• The problem
Can the lines below, from the one that holds "Serialize everything readable" to the very end, be echoed exactly, with both ends included and no pictures?

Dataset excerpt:
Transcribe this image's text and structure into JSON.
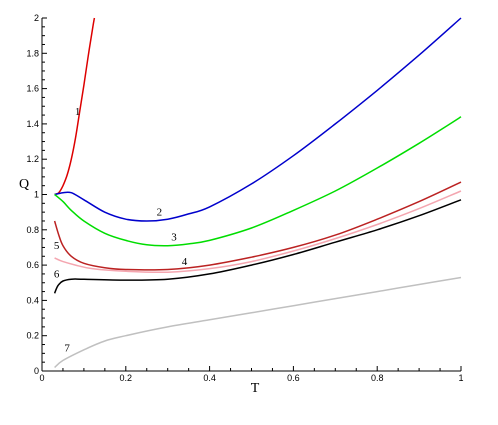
{
  "chart_data": {
    "type": "line",
    "xlabel": "T",
    "ylabel": "Q",
    "xlim": [
      0,
      1
    ],
    "ylim": [
      0,
      2
    ],
    "x_ticks": [
      "0",
      "0.2",
      "0.4",
      "0.6",
      "0.8",
      "1"
    ],
    "y_ticks": [
      "0",
      "0.2",
      "0.4",
      "0.6",
      "0.8",
      "1",
      "1.2",
      "1.4",
      "1.6",
      "1.8",
      "2"
    ],
    "grid": false,
    "series": [
      {
        "label": "1",
        "color": "#dd0000",
        "points": [
          [
            0.03,
            1.0
          ],
          [
            0.04,
            1.01
          ],
          [
            0.05,
            1.05
          ],
          [
            0.06,
            1.11
          ],
          [
            0.07,
            1.2
          ],
          [
            0.08,
            1.32
          ],
          [
            0.09,
            1.47
          ],
          [
            0.1,
            1.62
          ],
          [
            0.11,
            1.78
          ],
          [
            0.12,
            1.93
          ],
          [
            0.125,
            2.0
          ]
        ]
      },
      {
        "label": "2",
        "color": "#0000cc",
        "points": [
          [
            0.03,
            1.0
          ],
          [
            0.05,
            1.01
          ],
          [
            0.07,
            1.01
          ],
          [
            0.1,
            0.97
          ],
          [
            0.15,
            0.9
          ],
          [
            0.2,
            0.86
          ],
          [
            0.25,
            0.85
          ],
          [
            0.3,
            0.86
          ],
          [
            0.35,
            0.89
          ],
          [
            0.4,
            0.93
          ],
          [
            0.5,
            1.06
          ],
          [
            0.6,
            1.22
          ],
          [
            0.7,
            1.4
          ],
          [
            0.8,
            1.59
          ],
          [
            0.9,
            1.79
          ],
          [
            1.0,
            2.0
          ]
        ]
      },
      {
        "label": "3",
        "color": "#00dd00",
        "points": [
          [
            0.03,
            1.0
          ],
          [
            0.05,
            0.96
          ],
          [
            0.07,
            0.91
          ],
          [
            0.1,
            0.85
          ],
          [
            0.15,
            0.78
          ],
          [
            0.2,
            0.74
          ],
          [
            0.25,
            0.715
          ],
          [
            0.3,
            0.71
          ],
          [
            0.35,
            0.72
          ],
          [
            0.4,
            0.74
          ],
          [
            0.5,
            0.81
          ],
          [
            0.6,
            0.91
          ],
          [
            0.7,
            1.02
          ],
          [
            0.8,
            1.15
          ],
          [
            0.9,
            1.29
          ],
          [
            1.0,
            1.44
          ]
        ]
      },
      {
        "label": "4",
        "color": "#bb2222",
        "points": [
          [
            0.03,
            0.85
          ],
          [
            0.04,
            0.77
          ],
          [
            0.05,
            0.71
          ],
          [
            0.07,
            0.65
          ],
          [
            0.1,
            0.61
          ],
          [
            0.15,
            0.585
          ],
          [
            0.2,
            0.575
          ],
          [
            0.3,
            0.575
          ],
          [
            0.4,
            0.6
          ],
          [
            0.5,
            0.645
          ],
          [
            0.6,
            0.7
          ],
          [
            0.7,
            0.77
          ],
          [
            0.8,
            0.86
          ],
          [
            0.9,
            0.96
          ],
          [
            1.0,
            1.07
          ]
        ]
      },
      {
        "label": "5",
        "color": "#f4a6b0",
        "points": [
          [
            0.03,
            0.64
          ],
          [
            0.05,
            0.62
          ],
          [
            0.08,
            0.6
          ],
          [
            0.12,
            0.58
          ],
          [
            0.2,
            0.565
          ],
          [
            0.3,
            0.56
          ],
          [
            0.4,
            0.58
          ],
          [
            0.5,
            0.62
          ],
          [
            0.6,
            0.68
          ],
          [
            0.7,
            0.75
          ],
          [
            0.8,
            0.83
          ],
          [
            0.9,
            0.92
          ],
          [
            1.0,
            1.02
          ]
        ]
      },
      {
        "label": "6",
        "color": "#000000",
        "points": [
          [
            0.03,
            0.44
          ],
          [
            0.035,
            0.47
          ],
          [
            0.04,
            0.49
          ],
          [
            0.05,
            0.51
          ],
          [
            0.07,
            0.52
          ],
          [
            0.1,
            0.52
          ],
          [
            0.2,
            0.515
          ],
          [
            0.3,
            0.52
          ],
          [
            0.4,
            0.55
          ],
          [
            0.5,
            0.6
          ],
          [
            0.6,
            0.66
          ],
          [
            0.7,
            0.73
          ],
          [
            0.8,
            0.8
          ],
          [
            0.9,
            0.88
          ],
          [
            1.0,
            0.97
          ]
        ]
      },
      {
        "label": "7",
        "color": "#c0c0c0",
        "points": [
          [
            0.03,
            0.02
          ],
          [
            0.05,
            0.06
          ],
          [
            0.1,
            0.12
          ],
          [
            0.15,
            0.17
          ],
          [
            0.2,
            0.2
          ],
          [
            0.3,
            0.25
          ],
          [
            0.4,
            0.29
          ],
          [
            0.5,
            0.33
          ],
          [
            0.6,
            0.37
          ],
          [
            0.7,
            0.41
          ],
          [
            0.8,
            0.45
          ],
          [
            0.9,
            0.49
          ],
          [
            1.0,
            0.53
          ]
        ]
      }
    ],
    "annotations": [
      {
        "text": "1",
        "x": 0.085,
        "y": 1.45
      },
      {
        "text": "2",
        "x": 0.28,
        "y": 0.88
      },
      {
        "text": "3",
        "x": 0.315,
        "y": 0.74
      },
      {
        "text": "4",
        "x": 0.34,
        "y": 0.6
      },
      {
        "text": "5",
        "x": 0.035,
        "y": 0.69
      },
      {
        "text": "6",
        "x": 0.035,
        "y": 0.53
      },
      {
        "text": "7",
        "x": 0.06,
        "y": 0.11
      }
    ]
  }
}
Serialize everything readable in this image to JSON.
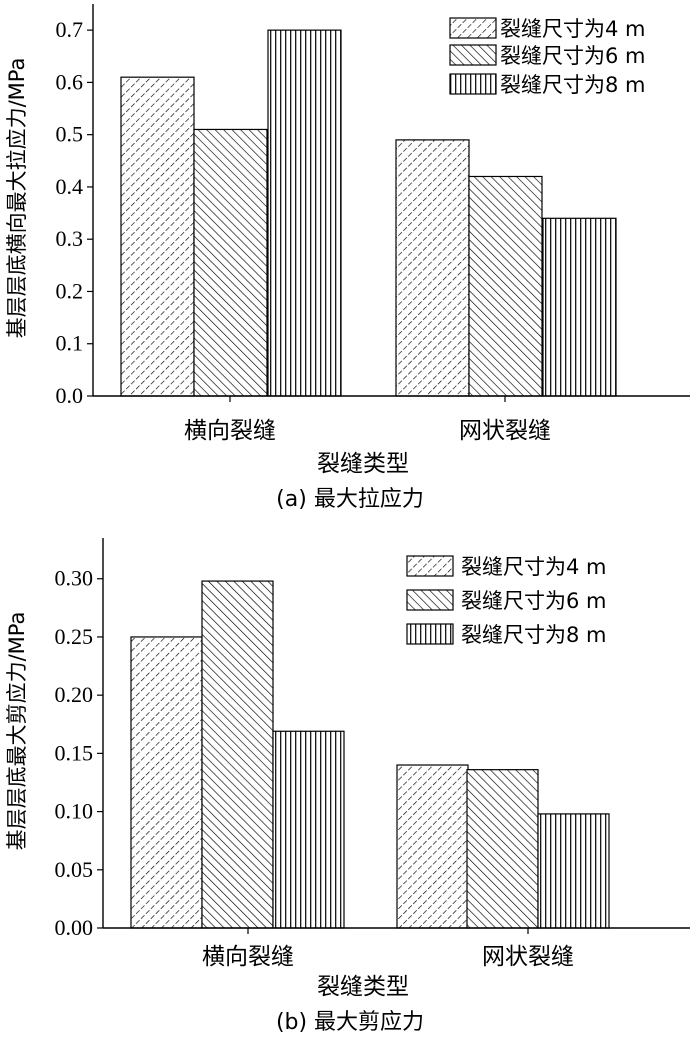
{
  "chart_data": [
    {
      "type": "bar",
      "caption": "(a) 最大拉应力",
      "xlabel": "裂缝类型",
      "ylabel": "基层层底横向最大拉应力/MPa",
      "categories": [
        "横向裂缝",
        "网状裂缝"
      ],
      "ylim": [
        0,
        0.75
      ],
      "yticks": [
        "0.0",
        "0.1",
        "0.2",
        "0.3",
        "0.4",
        "0.5",
        "0.6",
        "0.7"
      ],
      "legend_position": "top-right",
      "series": [
        {
          "name": "裂缝尺寸为4 m",
          "values": [
            0.61,
            0.49
          ]
        },
        {
          "name": "裂缝尺寸为6 m",
          "values": [
            0.51,
            0.42
          ]
        },
        {
          "name": "裂缝尺寸为8 m",
          "values": [
            0.7,
            0.34
          ]
        }
      ]
    },
    {
      "type": "bar",
      "caption": "(b) 最大剪应力",
      "xlabel": "裂缝类型",
      "ylabel": "基层层底最大剪应力/MPa",
      "categories": [
        "横向裂缝",
        "网状裂缝"
      ],
      "ylim": [
        0,
        0.335
      ],
      "yticks": [
        "0.00",
        "0.05",
        "0.10",
        "0.15",
        "0.20",
        "0.25",
        "0.30"
      ],
      "legend_position": "top-right",
      "series": [
        {
          "name": "裂缝尺寸为4 m",
          "values": [
            0.25,
            0.14
          ]
        },
        {
          "name": "裂缝尺寸为6 m",
          "values": [
            0.298,
            0.136
          ]
        },
        {
          "name": "裂缝尺寸为8 m",
          "values": [
            0.169,
            0.098
          ]
        }
      ]
    }
  ]
}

• The solution
Serialize everything readable in this image to JSON.
{
  "chart_data": [
    {
      "type": "bar",
      "caption": "(a) 最大拉应力",
      "xlabel": "裂缝类型",
      "ylabel": "基层层底横向最大拉应力/MPa",
      "categories": [
        "横向裂缝",
        "网状裂缝"
      ],
      "ylim": [
        0,
        0.75
      ],
      "yticks": [
        "0.0",
        "0.1",
        "0.2",
        "0.3",
        "0.4",
        "0.5",
        "0.6",
        "0.7"
      ],
      "legend_position": "top-right",
      "series": [
        {
          "name": "裂缝尺寸为4 m",
          "values": [
            0.61,
            0.49
          ]
        },
        {
          "name": "裂缝尺寸为6 m",
          "values": [
            0.51,
            0.42
          ]
        },
        {
          "name": "裂缝尺寸为8 m",
          "values": [
            0.7,
            0.34
          ]
        }
      ]
    },
    {
      "type": "bar",
      "caption": "(b) 最大剪应力",
      "xlabel": "裂缝类型",
      "ylabel": "基层层底最大剪应力/MPa",
      "categories": [
        "横向裂缝",
        "网状裂缝"
      ],
      "ylim": [
        0,
        0.335
      ],
      "yticks": [
        "0.00",
        "0.05",
        "0.10",
        "0.15",
        "0.20",
        "0.25",
        "0.30"
      ],
      "legend_position": "top-right",
      "series": [
        {
          "name": "裂缝尺寸为4 m",
          "values": [
            0.25,
            0.14
          ]
        },
        {
          "name": "裂缝尺寸为6 m",
          "values": [
            0.298,
            0.136
          ]
        },
        {
          "name": "裂缝尺寸为8 m",
          "values": [
            0.169,
            0.098
          ]
        }
      ]
    }
  ]
}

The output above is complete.